## Problem to work on
Extract each record and reproduce it exactly.

## Data to process
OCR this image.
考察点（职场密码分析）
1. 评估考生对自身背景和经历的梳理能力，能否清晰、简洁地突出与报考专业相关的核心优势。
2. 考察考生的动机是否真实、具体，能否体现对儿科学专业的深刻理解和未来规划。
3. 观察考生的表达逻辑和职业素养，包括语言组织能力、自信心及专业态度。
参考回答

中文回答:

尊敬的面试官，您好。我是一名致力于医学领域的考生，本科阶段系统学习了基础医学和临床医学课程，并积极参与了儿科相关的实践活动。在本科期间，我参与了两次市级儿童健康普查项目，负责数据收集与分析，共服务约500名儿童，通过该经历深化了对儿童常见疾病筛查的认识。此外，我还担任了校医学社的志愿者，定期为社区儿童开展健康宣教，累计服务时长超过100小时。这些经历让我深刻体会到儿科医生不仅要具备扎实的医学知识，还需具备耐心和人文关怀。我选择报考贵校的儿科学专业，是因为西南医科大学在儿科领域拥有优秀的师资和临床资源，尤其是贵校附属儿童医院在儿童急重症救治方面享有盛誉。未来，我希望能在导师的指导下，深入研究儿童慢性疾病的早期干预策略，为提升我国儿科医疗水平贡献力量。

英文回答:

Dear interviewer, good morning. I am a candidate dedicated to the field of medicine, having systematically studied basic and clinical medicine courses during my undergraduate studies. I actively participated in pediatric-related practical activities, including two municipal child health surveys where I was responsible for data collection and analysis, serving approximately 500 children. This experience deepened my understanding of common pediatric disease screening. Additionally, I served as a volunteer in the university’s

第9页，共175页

## Solution
OCR this image.
考察点（职场密码分析）
1. 评估考生对自身背景和经历的梳理能力，能否清晰、简洁地突出与报考专业相关的核心优势。
2. 考察考生的动机是否真实、具体，能否体现对儿科学专业的深刻理解和未来规划。
3. 观察考生的表达逻辑和职业素养，包括语言组织能力、自信心及专业态度。
参考回答

中文回答:

尊敬的面试官，您好。我是一名致力于医学领域的考生，本科阶段系统学习了基础医学和临床医学课程，并积极参与了儿科相关的实践活动。在本科期间，我参与了两次市级儿童健康普查项目，负责数据收集与分析，共服务约500名儿童，通过该经历深化了对儿童常见疾病筛查的认识。此外，我还担任了校医学社的志愿者，定期为社区儿童开展健康宣教，累计服务时长超过100小时。这些经历让我深刻体会到儿科医生不仅要具备扎实的医学知识，还需具备耐心和人文关怀。我选择报考贵校的儿科学专业，是因为西南医科大学在儿科领域拥有优秀的师资和临床资源，尤其是贵校附属儿童医院在儿童急重症救治方面享有盛誉。未来，我希望能在导师的指导下，深入研究儿童慢性疾病的早期干预策略，为提升我国儿科医疗水平贡献力量。

英文回答:

Dear interviewer, good morning. I am a candidate dedicated to the field of medicine, having systematically studied basic and clinical medicine courses during my undergraduate studies. I actively participated in pediatric-related practical activities, including two municipal child health surveys where I was responsible for data collection and analysis, serving approximately 500 children. This experience deepened my understanding of common pediatric disease screening. Additionally, I served as a volunteer in the university’s

第9页，共175页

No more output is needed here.